(Collected data)
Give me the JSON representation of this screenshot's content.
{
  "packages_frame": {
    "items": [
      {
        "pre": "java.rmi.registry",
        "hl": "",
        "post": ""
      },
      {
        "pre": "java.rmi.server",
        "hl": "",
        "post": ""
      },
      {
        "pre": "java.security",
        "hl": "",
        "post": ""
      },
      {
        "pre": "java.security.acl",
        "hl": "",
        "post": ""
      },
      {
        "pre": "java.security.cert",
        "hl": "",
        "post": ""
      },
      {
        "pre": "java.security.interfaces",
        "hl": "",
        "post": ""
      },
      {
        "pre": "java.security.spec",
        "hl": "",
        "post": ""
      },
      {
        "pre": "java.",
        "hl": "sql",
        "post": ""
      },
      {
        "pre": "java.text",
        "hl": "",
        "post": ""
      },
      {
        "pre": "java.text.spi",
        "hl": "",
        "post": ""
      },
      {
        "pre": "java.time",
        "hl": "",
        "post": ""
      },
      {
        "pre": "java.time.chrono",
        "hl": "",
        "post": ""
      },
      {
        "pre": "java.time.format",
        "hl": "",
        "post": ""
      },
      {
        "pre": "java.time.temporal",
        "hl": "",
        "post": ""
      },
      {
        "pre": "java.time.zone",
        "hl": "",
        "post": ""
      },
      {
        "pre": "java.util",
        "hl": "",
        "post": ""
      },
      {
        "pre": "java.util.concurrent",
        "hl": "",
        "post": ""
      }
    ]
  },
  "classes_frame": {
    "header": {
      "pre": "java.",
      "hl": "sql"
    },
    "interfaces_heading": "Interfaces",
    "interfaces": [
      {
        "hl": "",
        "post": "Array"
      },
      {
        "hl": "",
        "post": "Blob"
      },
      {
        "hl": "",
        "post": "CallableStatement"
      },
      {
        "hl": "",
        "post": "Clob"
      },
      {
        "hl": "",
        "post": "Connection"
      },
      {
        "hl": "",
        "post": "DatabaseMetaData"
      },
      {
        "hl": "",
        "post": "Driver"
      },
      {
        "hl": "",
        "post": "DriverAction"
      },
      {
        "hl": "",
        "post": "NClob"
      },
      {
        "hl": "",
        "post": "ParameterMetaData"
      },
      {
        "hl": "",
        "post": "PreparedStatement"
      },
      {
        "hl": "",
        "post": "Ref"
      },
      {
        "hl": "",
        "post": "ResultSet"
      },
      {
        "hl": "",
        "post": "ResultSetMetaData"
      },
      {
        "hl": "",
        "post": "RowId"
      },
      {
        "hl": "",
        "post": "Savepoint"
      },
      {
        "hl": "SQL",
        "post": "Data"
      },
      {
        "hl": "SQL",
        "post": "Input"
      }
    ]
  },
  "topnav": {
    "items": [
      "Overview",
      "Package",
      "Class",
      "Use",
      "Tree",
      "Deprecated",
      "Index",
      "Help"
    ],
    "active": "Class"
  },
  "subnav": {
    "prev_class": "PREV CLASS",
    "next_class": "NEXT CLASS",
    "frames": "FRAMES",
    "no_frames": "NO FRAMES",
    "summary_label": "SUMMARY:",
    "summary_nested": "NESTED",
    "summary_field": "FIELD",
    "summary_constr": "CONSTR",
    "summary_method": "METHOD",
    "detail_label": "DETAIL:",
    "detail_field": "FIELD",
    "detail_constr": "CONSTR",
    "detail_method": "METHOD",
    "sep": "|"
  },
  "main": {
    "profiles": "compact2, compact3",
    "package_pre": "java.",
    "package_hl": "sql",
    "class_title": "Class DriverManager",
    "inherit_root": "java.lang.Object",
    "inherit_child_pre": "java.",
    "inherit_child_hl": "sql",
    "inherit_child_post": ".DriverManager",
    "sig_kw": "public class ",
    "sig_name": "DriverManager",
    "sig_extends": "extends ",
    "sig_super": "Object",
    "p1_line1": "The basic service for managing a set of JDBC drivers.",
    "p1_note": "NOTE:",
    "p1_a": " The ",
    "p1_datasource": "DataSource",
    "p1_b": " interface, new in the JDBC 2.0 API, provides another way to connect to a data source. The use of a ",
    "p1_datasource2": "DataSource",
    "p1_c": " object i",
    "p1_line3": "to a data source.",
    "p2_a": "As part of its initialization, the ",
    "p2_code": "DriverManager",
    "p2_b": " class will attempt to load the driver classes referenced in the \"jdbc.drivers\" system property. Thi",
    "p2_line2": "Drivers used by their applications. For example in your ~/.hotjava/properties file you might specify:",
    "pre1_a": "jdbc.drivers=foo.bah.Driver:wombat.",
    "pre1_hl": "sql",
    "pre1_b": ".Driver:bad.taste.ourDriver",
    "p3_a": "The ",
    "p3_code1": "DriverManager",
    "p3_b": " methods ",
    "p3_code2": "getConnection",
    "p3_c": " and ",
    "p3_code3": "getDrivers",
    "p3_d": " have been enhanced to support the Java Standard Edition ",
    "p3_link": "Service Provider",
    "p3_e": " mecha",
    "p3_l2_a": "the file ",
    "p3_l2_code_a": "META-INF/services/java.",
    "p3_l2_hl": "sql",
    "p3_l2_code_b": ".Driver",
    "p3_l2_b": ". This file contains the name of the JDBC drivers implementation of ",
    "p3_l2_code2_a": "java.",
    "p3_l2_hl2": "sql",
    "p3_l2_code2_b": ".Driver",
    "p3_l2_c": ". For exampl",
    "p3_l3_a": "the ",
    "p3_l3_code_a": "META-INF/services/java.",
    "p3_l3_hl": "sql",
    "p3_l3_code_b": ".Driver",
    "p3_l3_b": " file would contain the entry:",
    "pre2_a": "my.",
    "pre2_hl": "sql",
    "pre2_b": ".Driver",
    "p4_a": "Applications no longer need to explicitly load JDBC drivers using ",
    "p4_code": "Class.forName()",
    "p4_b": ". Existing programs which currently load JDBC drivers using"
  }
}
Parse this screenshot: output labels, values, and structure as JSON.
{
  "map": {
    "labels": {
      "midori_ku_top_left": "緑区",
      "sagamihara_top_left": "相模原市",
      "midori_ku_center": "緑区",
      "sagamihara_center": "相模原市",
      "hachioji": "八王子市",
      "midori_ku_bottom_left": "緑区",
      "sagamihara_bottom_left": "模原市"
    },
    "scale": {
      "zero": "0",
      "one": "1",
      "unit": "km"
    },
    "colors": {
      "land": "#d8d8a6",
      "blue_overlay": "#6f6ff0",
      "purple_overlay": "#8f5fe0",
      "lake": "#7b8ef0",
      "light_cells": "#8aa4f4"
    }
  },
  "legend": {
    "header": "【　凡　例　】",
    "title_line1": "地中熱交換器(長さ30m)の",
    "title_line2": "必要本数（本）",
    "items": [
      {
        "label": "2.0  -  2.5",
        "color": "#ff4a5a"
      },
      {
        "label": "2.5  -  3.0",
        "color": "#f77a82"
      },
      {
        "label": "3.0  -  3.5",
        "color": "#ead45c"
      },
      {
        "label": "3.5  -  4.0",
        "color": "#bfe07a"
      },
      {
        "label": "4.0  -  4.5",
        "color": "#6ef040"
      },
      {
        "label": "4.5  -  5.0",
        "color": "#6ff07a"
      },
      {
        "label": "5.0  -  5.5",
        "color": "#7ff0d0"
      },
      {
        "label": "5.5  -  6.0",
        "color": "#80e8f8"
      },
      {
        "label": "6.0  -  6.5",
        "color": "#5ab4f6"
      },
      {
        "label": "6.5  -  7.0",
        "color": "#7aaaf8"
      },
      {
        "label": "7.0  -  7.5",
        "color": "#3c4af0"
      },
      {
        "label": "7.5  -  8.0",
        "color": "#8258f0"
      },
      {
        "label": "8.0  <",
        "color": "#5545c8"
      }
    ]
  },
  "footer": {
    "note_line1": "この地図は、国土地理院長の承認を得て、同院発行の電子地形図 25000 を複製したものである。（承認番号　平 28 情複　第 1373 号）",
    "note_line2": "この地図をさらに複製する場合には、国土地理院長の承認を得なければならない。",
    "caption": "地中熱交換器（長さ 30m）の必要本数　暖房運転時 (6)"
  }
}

▶ **WHAT IS EXPECTED**: Across the entries above, how many lines contain "time"? Provide only the count.

▶ **TASK RESULT**: 5